EXERCISE REQUIREMENTS:
Pictures in the records should not be copied, but every other part must be repeated exactly.

** START EXCERPTED RECORDS **

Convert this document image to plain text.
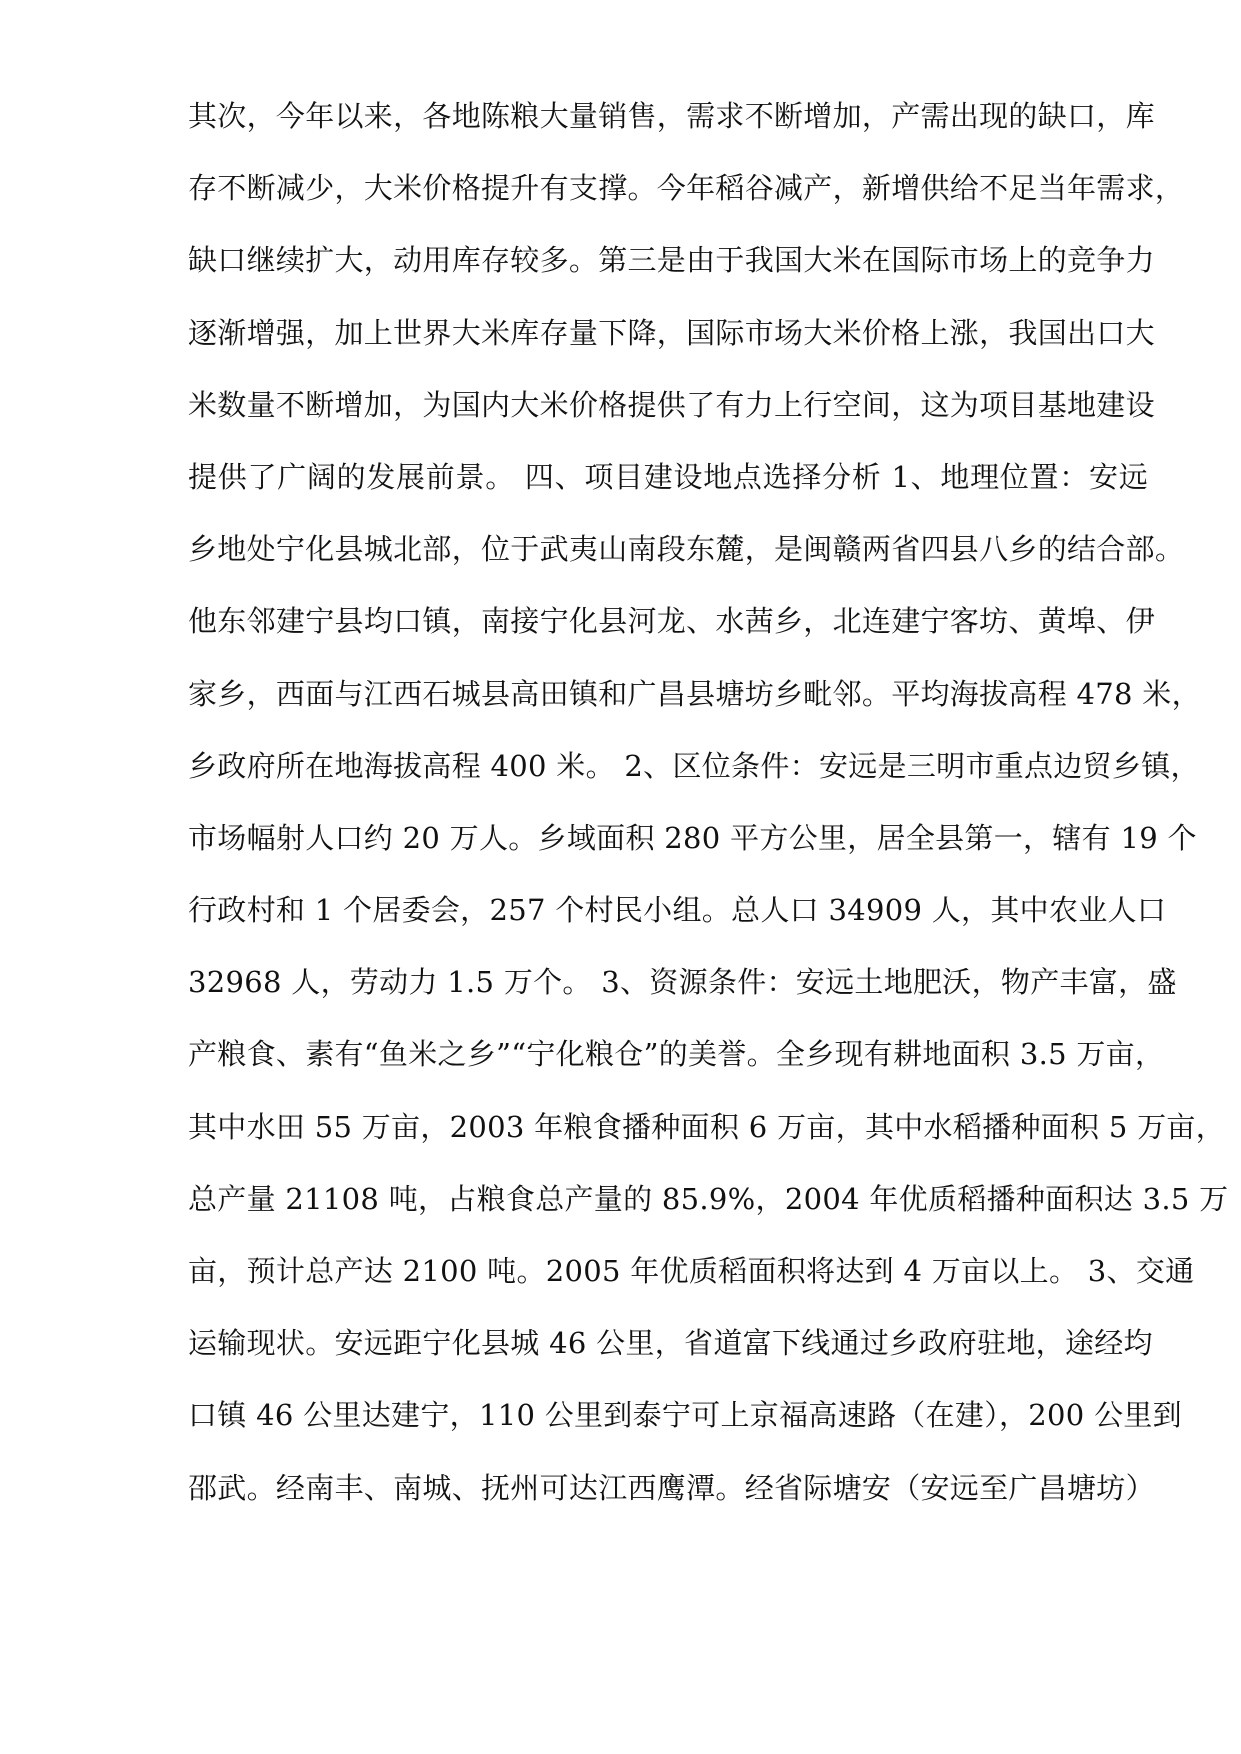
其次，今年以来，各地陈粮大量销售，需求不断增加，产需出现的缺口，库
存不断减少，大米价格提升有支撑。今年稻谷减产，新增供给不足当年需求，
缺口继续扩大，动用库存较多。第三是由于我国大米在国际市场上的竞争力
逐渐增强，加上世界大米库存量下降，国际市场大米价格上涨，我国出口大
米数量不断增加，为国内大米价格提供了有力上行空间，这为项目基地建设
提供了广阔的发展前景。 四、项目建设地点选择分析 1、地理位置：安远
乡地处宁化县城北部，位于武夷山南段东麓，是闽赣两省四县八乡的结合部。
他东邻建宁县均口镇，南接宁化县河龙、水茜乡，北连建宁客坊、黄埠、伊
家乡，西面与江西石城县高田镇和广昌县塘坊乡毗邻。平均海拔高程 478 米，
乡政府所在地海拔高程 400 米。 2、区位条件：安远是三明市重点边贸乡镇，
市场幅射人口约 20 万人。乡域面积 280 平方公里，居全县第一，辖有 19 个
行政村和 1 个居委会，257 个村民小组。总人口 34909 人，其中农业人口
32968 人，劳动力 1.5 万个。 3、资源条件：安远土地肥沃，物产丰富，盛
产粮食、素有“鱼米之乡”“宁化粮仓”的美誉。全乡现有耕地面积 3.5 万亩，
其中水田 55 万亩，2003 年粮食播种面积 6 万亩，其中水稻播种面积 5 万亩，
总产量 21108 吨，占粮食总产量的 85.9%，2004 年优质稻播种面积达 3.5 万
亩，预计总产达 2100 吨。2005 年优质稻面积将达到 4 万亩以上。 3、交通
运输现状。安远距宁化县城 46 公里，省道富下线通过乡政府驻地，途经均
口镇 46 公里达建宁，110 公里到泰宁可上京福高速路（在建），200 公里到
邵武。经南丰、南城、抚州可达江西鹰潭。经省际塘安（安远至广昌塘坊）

** END EXCERPTED RECORDS **

SOLUTION TO THE PROBLEM:
Convert this document image to plain text.
其次，今年以来，各地陈粮大量销售，需求不断增加，产需出现的缺口，库
存不断减少，大米价格提升有支撑。今年稻谷减产，新增供给不足当年需求，
缺口继续扩大，动用库存较多。第三是由于我国大米在国际市场上的竞争力
逐渐增强，加上世界大米库存量下降，国际市场大米价格上涨，我国出口大
米数量不断增加，为国内大米价格提供了有力上行空间，这为项目基地建设
提供了广阔的发展前景。 四、项目建设地点选择分析 1、地理位置：安远
乡地处宁化县城北部，位于武夷山南段东麓，是闽赣两省四县八乡的结合部。
他东邻建宁县均口镇，南接宁化县河龙、水茜乡，北连建宁客坊、黄埠、伊
家乡，西面与江西石城县高田镇和广昌县塘坊乡毗邻。平均海拔高程 478 米，
乡政府所在地海拔高程 400 米。 2、区位条件：安远是三明市重点边贸乡镇，
市场幅射人口约 20 万人。乡域面积 280 平方公里，居全县第一，辖有 19 个
行政村和 1 个居委会，257 个村民小组。总人口 34909 人，其中农业人口
32968 人，劳动力 1.5 万个。 3、资源条件：安远土地肥沃，物产丰富，盛
产粮食、素有“鱼米之乡”“宁化粮仓”的美誉。全乡现有耕地面积 3.5 万亩，
其中水田 55 万亩，2003 年粮食播种面积 6 万亩，其中水稻播种面积 5 万亩，
总产量 21108 吨，占粮食总产量的 85.9%，2004 年优质稻播种面积达 3.5 万
亩，预计总产达 2100 吨。2005 年优质稻面积将达到 4 万亩以上。 3、交通
运输现状。安远距宁化县城 46 公里，省道富下线通过乡政府驻地，途经均
口镇 46 公里达建宁，110 公里到泰宁可上京福高速路（在建），200 公里到
邵武。经南丰、南城、抚州可达江西鹰潭。经省际塘安（安远至广昌塘坊）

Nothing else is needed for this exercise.